>> Begin Task data

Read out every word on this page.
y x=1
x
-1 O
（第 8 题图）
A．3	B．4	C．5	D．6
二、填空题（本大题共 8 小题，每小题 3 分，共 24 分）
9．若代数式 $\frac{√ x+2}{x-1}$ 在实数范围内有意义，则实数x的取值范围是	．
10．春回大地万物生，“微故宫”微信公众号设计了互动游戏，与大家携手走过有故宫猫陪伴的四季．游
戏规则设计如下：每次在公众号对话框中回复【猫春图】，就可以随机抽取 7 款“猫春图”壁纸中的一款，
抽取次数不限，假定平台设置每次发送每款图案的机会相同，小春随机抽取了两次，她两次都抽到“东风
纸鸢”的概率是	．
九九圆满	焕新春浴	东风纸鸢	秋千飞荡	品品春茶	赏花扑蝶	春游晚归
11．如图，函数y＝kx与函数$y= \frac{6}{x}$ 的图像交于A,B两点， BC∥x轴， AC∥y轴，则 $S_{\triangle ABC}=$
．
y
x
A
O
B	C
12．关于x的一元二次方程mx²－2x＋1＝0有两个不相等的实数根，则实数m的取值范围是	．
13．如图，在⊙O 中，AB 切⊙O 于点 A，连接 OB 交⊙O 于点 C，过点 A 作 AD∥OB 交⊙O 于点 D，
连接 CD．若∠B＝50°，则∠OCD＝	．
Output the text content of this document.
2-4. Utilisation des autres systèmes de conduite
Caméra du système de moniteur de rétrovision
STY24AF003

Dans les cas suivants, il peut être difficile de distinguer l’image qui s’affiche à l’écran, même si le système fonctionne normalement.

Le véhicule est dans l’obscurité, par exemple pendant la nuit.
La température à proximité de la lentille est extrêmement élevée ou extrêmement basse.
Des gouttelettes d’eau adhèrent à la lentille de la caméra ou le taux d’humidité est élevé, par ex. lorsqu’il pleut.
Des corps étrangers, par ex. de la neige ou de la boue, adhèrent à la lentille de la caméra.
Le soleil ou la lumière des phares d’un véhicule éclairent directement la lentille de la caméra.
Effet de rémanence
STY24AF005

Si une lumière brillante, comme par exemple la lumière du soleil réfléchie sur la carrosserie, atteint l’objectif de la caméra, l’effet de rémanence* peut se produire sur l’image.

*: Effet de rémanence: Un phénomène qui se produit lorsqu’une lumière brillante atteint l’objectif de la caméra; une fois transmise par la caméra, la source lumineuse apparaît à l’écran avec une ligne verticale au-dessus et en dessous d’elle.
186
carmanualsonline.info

>> End Task data

__Request__. Write down all the entries again without a single difference.

__The completed task__.
Read out every word on this page.
y x=1
x
-1 O
（第 8 题图）
A．3	B．4	C．5	D．6
二、填空题（本大题共 8 小题，每小题 3 分，共 24 分）
9．若代数式 $\frac{√ x+2}{x-1}$ 在实数范围内有意义，则实数x的取值范围是	．
10．春回大地万物生，“微故宫”微信公众号设计了互动游戏，与大家携手走过有故宫猫陪伴的四季．游
戏规则设计如下：每次在公众号对话框中回复【猫春图】，就可以随机抽取 7 款“猫春图”壁纸中的一款，
抽取次数不限，假定平台设置每次发送每款图案的机会相同，小春随机抽取了两次，她两次都抽到“东风
纸鸢”的概率是	．
九九圆满	焕新春浴	东风纸鸢	秋千飞荡	品品春茶	赏花扑蝶	春游晚归
11．如图，函数y＝kx与函数$y= \frac{6}{x}$ 的图像交于A,B两点， BC∥x轴， AC∥y轴，则 $S_{\triangle ABC}=$
．
y
x
A
O
B	C
12．关于x的一元二次方程mx²－2x＋1＝0有两个不相等的实数根，则实数m的取值范围是	．
13．如图，在⊙O 中，AB 切⊙O 于点 A，连接 OB 交⊙O 于点 C，过点 A 作 AD∥OB 交⊙O 于点 D，
连接 CD．若∠B＝50°，则∠OCD＝	．
Output the text content of this document.
2-4. Utilisation des autres systèmes de conduite
Caméra du système de moniteur de rétrovision
STY24AF003

Dans les cas suivants, il peut être difficile de distinguer l’image qui s’affiche à l’écran, même si le système fonctionne normalement.

Le véhicule est dans l’obscurité, par exemple pendant la nuit.
La température à proximité de la lentille est extrêmement élevée ou extrêmement basse.
Des gouttelettes d’eau adhèrent à la lentille de la caméra ou le taux d’humidité est élevé, par ex. lorsqu’il pleut.
Des corps étrangers, par ex. de la neige ou de la boue, adhèrent à la lentille de la caméra.
Le soleil ou la lumière des phares d’un véhicule éclairent directement la lentille de la caméra.
Effet de rémanence
STY24AF005

Si une lumière brillante, comme par exemple la lumière du soleil réfléchie sur la carrosserie, atteint l’objectif de la caméra, l’effet de rémanence* peut se produire sur l’image.

*: Effet de rémanence: Un phénomène qui se produit lorsqu’une lumière brillante atteint l’objectif de la caméra; une fois transmise par la caméra, la source lumineuse apparaît à l’écran avec une ligne verticale au-dessus et en dessous d’elle.
186
carmanualsonline.info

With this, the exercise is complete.